▸ **WHAT YOU WILL DO**: Quote all of the data below exactly, please.

▸ **DATA FOR THE TASK**:
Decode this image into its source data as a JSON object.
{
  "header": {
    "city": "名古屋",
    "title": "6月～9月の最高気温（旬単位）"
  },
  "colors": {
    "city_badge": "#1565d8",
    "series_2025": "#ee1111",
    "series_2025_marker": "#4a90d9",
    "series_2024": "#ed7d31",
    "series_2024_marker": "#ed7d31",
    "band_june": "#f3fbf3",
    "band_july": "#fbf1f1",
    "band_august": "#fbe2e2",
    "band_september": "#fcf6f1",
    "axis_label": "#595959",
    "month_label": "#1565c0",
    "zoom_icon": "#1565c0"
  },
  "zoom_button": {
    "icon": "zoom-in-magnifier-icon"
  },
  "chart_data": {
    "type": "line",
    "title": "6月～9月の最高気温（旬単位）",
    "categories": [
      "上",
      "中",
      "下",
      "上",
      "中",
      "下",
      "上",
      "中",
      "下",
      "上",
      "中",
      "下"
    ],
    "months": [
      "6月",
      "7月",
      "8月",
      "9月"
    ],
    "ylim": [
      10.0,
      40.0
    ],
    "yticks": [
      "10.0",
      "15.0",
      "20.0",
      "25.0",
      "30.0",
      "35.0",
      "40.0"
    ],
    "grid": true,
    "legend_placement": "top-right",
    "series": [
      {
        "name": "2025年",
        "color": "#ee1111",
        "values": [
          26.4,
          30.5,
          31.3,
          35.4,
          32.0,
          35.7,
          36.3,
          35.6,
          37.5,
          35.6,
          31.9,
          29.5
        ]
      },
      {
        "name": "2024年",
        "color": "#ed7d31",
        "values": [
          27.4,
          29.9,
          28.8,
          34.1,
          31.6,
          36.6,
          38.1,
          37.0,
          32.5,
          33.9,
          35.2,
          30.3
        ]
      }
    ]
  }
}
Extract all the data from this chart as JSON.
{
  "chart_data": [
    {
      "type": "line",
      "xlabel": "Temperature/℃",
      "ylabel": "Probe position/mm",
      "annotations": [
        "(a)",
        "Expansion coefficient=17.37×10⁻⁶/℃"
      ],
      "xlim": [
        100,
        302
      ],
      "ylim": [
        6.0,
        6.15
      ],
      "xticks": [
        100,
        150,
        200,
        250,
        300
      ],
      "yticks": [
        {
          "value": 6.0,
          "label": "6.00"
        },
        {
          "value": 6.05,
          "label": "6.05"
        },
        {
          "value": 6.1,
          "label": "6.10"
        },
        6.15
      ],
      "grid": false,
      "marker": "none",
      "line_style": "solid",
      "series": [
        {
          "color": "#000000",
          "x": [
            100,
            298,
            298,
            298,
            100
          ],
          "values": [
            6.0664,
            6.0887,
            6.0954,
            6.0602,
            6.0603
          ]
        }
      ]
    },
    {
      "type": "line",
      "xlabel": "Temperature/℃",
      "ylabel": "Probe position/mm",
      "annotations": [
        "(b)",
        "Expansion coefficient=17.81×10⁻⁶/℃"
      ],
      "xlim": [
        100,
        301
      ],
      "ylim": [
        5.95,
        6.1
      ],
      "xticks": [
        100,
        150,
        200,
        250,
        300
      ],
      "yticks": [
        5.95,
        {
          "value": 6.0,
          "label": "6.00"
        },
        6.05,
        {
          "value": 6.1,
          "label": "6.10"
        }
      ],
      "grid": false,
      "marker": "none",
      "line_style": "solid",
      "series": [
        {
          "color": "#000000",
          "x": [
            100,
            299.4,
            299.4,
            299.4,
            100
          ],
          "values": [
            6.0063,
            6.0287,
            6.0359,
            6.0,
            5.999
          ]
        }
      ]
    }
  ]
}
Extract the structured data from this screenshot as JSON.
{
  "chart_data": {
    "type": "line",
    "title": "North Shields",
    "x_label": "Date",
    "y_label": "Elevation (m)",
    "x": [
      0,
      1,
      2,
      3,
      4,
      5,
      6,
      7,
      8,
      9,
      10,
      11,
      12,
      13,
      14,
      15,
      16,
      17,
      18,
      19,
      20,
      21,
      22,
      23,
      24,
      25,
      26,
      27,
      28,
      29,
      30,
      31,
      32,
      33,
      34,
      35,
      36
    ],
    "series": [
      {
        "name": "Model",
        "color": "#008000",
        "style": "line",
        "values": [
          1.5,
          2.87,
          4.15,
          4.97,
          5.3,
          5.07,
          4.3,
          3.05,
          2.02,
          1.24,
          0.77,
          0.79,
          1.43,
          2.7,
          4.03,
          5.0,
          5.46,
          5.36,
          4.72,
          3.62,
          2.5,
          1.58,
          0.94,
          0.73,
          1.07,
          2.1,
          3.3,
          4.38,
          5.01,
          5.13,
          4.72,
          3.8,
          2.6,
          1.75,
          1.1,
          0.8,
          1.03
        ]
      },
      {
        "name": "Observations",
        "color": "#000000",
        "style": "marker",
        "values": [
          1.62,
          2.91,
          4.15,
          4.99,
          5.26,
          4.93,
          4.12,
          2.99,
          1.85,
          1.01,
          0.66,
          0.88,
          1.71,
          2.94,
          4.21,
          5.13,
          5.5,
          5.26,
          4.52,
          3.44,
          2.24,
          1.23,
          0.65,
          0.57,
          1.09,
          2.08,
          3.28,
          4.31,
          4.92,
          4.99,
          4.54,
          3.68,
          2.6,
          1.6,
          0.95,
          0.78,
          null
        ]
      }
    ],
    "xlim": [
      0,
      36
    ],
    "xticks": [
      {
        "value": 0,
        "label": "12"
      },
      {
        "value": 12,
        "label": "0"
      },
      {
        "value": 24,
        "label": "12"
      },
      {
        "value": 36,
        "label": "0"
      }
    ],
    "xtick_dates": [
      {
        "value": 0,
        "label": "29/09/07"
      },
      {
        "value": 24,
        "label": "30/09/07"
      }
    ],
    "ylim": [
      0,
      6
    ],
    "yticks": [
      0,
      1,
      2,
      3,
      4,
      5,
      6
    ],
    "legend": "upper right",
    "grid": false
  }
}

▸ **SOLUTION FOR THIS TASK**:
Decode this image into its source data as a JSON object.
{
  "header": {
    "city": "名古屋",
    "title": "6月～9月の最高気温（旬単位）"
  },
  "colors": {
    "city_badge": "#1565d8",
    "series_2025": "#ee1111",
    "series_2025_marker": "#4a90d9",
    "series_2024": "#ed7d31",
    "series_2024_marker": "#ed7d31",
    "band_june": "#f3fbf3",
    "band_july": "#fbf1f1",
    "band_august": "#fbe2e2",
    "band_september": "#fcf6f1",
    "axis_label": "#595959",
    "month_label": "#1565c0",
    "zoom_icon": "#1565c0"
  },
  "zoom_button": {
    "icon": "zoom-in-magnifier-icon"
  },
  "chart_data": {
    "type": "line",
    "title": "6月～9月の最高気温（旬単位）",
    "categories": [
      "上",
      "中",
      "下",
      "上",
      "中",
      "下",
      "上",
      "中",
      "下",
      "上",
      "中",
      "下"
    ],
    "months": [
      "6月",
      "7月",
      "8月",
      "9月"
    ],
    "ylim": [
      10.0,
      40.0
    ],
    "yticks": [
      "10.0",
      "15.0",
      "20.0",
      "25.0",
      "30.0",
      "35.0",
      "40.0"
    ],
    "grid": true,
    "legend_placement": "top-right",
    "series": [
      {
        "name": "2025年",
        "color": "#ee1111",
        "values": [
          26.4,
          30.5,
          31.3,
          35.4,
          32.0,
          35.7,
          36.3,
          35.6,
          37.5,
          35.6,
          31.9,
          29.5
        ]
      },
      {
        "name": "2024年",
        "color": "#ed7d31",
        "values": [
          27.4,
          29.9,
          28.8,
          34.1,
          31.6,
          36.6,
          38.1,
          37.0,
          32.5,
          33.9,
          35.2,
          30.3
        ]
      }
    ]
  }
}
Extract all the data from this chart as JSON.
{
  "chart_data": [
    {
      "type": "line",
      "xlabel": "Temperature/℃",
      "ylabel": "Probe position/mm",
      "annotations": [
        "(a)",
        "Expansion coefficient=17.37×10⁻⁶/℃"
      ],
      "xlim": [
        100,
        302
      ],
      "ylim": [
        6.0,
        6.15
      ],
      "xticks": [
        100,
        150,
        200,
        250,
        300
      ],
      "yticks": [
        {
          "value": 6.0,
          "label": "6.00"
        },
        {
          "value": 6.05,
          "label": "6.05"
        },
        {
          "value": 6.1,
          "label": "6.10"
        },
        6.15
      ],
      "grid": false,
      "marker": "none",
      "line_style": "solid",
      "series": [
        {
          "color": "#000000",
          "x": [
            100,
            298,
            298,
            298,
            100
          ],
          "values": [
            6.0664,
            6.0887,
            6.0954,
            6.0602,
            6.0603
          ]
        }
      ]
    },
    {
      "type": "line",
      "xlabel": "Temperature/℃",
      "ylabel": "Probe position/mm",
      "annotations": [
        "(b)",
        "Expansion coefficient=17.81×10⁻⁶/℃"
      ],
      "xlim": [
        100,
        301
      ],
      "ylim": [
        5.95,
        6.1
      ],
      "xticks": [
        100,
        150,
        200,
        250,
        300
      ],
      "yticks": [
        5.95,
        {
          "value": 6.0,
          "label": "6.00"
        },
        6.05,
        {
          "value": 6.1,
          "label": "6.10"
        }
      ],
      "grid": false,
      "marker": "none",
      "line_style": "solid",
      "series": [
        {
          "color": "#000000",
          "x": [
            100,
            299.4,
            299.4,
            299.4,
            100
          ],
          "values": [
            6.0063,
            6.0287,
            6.0359,
            6.0,
            5.999
          ]
        }
      ]
    }
  ]
}
Extract the structured data from this screenshot as JSON.
{
  "chart_data": {
    "type": "line",
    "title": "North Shields",
    "x_label": "Date",
    "y_label": "Elevation (m)",
    "x": [
      0,
      1,
      2,
      3,
      4,
      5,
      6,
      7,
      8,
      9,
      10,
      11,
      12,
      13,
      14,
      15,
      16,
      17,
      18,
      19,
      20,
      21,
      22,
      23,
      24,
      25,
      26,
      27,
      28,
      29,
      30,
      31,
      32,
      33,
      34,
      35,
      36
    ],
    "series": [
      {
        "name": "Model",
        "color": "#008000",
        "style": "line",
        "values": [
          1.5,
          2.87,
          4.15,
          4.97,
          5.3,
          5.07,
          4.3,
          3.05,
          2.02,
          1.24,
          0.77,
          0.79,
          1.43,
          2.7,
          4.03,
          5.0,
          5.46,
          5.36,
          4.72,
          3.62,
          2.5,
          1.58,
          0.94,
          0.73,
          1.07,
          2.1,
          3.3,
          4.38,
          5.01,
          5.13,
          4.72,
          3.8,
          2.6,
          1.75,
          1.1,
          0.8,
          1.03
        ]
      },
      {
        "name": "Observations",
        "color": "#000000",
        "style": "marker",
        "values": [
          1.62,
          2.91,
          4.15,
          4.99,
          5.26,
          4.93,
          4.12,
          2.99,
          1.85,
          1.01,
          0.66,
          0.88,
          1.71,
          2.94,
          4.21,
          5.13,
          5.5,
          5.26,
          4.52,
          3.44,
          2.24,
          1.23,
          0.65,
          0.57,
          1.09,
          2.08,
          3.28,
          4.31,
          4.92,
          4.99,
          4.54,
          3.68,
          2.6,
          1.6,
          0.95,
          0.78,
          null
        ]
      }
    ],
    "xlim": [
      0,
      36
    ],
    "xticks": [
      {
        "value": 0,
        "label": "12"
      },
      {
        "value": 12,
        "label": "0"
      },
      {
        "value": 24,
        "label": "12"
      },
      {
        "value": 36,
        "label": "0"
      }
    ],
    "xtick_dates": [
      {
        "value": 0,
        "label": "29/09/07"
      },
      {
        "value": 24,
        "label": "30/09/07"
      }
    ],
    "ylim": [
      0,
      6
    ],
    "yticks": [
      0,
      1,
      2,
      3,
      4,
      5,
      6
    ],
    "legend": "upper right",
    "grid": false
  }
}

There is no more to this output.